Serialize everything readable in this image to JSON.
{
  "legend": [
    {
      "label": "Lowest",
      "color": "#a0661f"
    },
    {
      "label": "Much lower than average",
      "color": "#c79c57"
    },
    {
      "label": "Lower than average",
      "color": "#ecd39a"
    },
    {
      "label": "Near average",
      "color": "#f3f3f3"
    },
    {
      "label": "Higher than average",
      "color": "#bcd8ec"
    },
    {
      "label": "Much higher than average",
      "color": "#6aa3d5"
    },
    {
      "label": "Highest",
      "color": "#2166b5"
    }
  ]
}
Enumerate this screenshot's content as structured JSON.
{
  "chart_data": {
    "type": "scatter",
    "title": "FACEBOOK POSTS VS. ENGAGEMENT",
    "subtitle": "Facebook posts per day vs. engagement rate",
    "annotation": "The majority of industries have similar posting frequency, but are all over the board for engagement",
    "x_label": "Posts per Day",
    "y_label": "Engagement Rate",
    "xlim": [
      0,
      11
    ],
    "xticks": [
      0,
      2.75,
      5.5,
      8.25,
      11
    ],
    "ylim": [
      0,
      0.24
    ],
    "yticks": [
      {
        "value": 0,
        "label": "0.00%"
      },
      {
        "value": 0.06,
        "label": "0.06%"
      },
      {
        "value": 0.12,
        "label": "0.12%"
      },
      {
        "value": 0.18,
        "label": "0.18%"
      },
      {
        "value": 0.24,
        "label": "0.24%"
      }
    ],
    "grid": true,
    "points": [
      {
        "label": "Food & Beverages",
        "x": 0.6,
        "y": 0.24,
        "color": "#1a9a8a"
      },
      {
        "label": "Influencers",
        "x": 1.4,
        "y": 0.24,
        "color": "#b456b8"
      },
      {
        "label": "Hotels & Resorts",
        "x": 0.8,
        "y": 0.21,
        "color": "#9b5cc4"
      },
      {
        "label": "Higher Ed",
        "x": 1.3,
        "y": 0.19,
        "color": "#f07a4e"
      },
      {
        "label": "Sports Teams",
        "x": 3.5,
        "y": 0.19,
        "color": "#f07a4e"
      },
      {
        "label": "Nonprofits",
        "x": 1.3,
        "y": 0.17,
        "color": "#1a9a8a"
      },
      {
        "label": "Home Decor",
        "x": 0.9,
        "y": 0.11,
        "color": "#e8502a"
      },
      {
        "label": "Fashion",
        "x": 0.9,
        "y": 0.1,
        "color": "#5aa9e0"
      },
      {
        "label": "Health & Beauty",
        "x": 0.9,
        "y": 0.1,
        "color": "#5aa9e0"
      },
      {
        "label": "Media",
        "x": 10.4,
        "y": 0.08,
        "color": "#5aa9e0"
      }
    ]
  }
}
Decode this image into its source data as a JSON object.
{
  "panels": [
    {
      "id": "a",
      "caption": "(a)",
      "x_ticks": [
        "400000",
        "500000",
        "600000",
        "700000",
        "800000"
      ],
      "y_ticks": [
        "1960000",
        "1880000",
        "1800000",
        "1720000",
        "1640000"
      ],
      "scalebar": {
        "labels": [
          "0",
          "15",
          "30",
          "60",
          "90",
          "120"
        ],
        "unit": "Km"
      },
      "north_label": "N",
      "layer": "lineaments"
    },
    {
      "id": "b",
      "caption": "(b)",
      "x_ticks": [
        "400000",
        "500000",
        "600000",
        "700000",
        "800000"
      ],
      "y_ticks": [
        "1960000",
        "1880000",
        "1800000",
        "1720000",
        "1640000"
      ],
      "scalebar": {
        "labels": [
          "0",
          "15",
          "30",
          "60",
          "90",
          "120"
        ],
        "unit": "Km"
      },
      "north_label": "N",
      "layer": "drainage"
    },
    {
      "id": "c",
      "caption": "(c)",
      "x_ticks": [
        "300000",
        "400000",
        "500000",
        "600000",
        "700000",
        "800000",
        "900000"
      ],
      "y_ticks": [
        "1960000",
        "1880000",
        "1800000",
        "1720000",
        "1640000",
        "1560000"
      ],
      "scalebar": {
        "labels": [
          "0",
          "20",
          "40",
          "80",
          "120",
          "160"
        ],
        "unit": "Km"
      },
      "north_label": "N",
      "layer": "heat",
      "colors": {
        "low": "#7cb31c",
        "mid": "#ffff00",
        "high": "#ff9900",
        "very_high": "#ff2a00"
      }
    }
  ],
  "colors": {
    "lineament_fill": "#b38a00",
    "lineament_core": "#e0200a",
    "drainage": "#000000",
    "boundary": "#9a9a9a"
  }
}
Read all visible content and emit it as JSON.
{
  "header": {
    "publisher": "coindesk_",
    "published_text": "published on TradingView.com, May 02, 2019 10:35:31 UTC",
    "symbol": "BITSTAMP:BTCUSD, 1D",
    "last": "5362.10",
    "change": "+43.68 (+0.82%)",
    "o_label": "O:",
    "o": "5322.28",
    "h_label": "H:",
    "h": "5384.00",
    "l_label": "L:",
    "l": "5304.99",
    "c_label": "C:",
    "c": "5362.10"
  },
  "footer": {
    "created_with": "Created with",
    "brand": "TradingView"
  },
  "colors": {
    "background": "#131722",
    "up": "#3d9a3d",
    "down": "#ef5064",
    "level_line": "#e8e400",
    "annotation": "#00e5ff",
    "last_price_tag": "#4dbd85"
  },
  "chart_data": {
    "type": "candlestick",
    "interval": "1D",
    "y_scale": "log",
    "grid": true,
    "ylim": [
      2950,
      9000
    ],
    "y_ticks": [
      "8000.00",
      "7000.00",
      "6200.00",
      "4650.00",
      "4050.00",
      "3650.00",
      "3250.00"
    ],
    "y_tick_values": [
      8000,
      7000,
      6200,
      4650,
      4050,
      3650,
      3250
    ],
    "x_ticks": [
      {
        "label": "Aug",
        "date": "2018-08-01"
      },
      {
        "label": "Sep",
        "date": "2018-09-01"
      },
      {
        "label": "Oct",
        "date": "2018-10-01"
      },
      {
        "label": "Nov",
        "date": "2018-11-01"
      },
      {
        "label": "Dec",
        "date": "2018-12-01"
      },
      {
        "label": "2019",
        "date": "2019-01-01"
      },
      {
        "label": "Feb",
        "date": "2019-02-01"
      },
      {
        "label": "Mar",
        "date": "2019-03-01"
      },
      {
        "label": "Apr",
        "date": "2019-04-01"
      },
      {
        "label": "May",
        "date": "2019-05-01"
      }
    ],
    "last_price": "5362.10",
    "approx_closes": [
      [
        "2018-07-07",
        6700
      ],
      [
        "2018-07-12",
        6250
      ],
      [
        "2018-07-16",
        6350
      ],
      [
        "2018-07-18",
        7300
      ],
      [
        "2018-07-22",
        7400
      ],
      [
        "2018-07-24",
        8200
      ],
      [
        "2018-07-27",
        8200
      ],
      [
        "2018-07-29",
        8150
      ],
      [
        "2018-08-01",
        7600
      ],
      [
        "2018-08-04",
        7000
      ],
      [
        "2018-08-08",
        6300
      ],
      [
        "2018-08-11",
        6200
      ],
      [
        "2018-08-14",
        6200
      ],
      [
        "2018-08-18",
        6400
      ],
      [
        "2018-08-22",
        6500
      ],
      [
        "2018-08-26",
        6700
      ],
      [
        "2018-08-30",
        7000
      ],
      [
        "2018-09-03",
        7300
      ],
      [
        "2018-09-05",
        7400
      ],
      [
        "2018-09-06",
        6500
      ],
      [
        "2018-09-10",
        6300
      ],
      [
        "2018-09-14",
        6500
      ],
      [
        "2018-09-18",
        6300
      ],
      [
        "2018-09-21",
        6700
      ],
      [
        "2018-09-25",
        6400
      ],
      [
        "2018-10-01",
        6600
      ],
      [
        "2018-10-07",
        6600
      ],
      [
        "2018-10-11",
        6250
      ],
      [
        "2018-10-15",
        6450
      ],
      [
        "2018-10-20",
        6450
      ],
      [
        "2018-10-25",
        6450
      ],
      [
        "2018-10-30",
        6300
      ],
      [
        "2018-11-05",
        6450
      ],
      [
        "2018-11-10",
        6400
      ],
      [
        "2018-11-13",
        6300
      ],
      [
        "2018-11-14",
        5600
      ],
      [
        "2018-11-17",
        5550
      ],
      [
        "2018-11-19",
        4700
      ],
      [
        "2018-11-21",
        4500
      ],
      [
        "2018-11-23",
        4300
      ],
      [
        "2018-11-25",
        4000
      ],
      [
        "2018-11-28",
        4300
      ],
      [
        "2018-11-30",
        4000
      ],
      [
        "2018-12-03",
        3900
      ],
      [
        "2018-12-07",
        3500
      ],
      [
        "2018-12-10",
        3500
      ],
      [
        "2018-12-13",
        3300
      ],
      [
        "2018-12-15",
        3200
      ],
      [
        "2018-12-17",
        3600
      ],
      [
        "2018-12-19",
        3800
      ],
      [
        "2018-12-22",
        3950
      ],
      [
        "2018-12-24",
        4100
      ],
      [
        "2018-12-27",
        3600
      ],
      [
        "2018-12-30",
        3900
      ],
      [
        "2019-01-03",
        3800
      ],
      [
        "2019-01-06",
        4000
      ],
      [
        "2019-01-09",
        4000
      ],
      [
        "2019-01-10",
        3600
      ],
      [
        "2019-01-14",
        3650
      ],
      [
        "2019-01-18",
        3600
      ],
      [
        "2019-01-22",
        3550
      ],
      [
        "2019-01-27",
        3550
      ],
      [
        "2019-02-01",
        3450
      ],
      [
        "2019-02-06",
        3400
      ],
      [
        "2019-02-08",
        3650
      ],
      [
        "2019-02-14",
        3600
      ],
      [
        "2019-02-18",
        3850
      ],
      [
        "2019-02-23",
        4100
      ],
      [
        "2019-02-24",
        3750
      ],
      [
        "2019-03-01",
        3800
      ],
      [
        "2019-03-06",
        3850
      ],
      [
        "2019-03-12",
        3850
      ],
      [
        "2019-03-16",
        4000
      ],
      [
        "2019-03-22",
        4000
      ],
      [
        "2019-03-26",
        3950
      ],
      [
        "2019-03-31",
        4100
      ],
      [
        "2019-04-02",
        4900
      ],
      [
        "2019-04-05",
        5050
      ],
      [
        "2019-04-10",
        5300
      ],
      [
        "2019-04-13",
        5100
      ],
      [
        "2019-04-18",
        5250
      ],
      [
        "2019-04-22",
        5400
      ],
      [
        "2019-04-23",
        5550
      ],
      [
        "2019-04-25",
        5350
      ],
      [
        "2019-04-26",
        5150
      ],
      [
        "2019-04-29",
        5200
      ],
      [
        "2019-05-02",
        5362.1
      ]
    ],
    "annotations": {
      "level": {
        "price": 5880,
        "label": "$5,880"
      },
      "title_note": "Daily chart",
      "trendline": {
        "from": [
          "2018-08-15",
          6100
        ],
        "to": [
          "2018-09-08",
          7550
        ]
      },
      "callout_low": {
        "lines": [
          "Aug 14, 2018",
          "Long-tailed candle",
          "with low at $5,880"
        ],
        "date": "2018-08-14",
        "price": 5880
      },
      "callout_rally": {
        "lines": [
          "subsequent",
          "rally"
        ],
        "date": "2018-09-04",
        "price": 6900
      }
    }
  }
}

* * *

Given problem: Count the lines above in which the word "JSON" appears, then state only that count.

Reply to the task: 4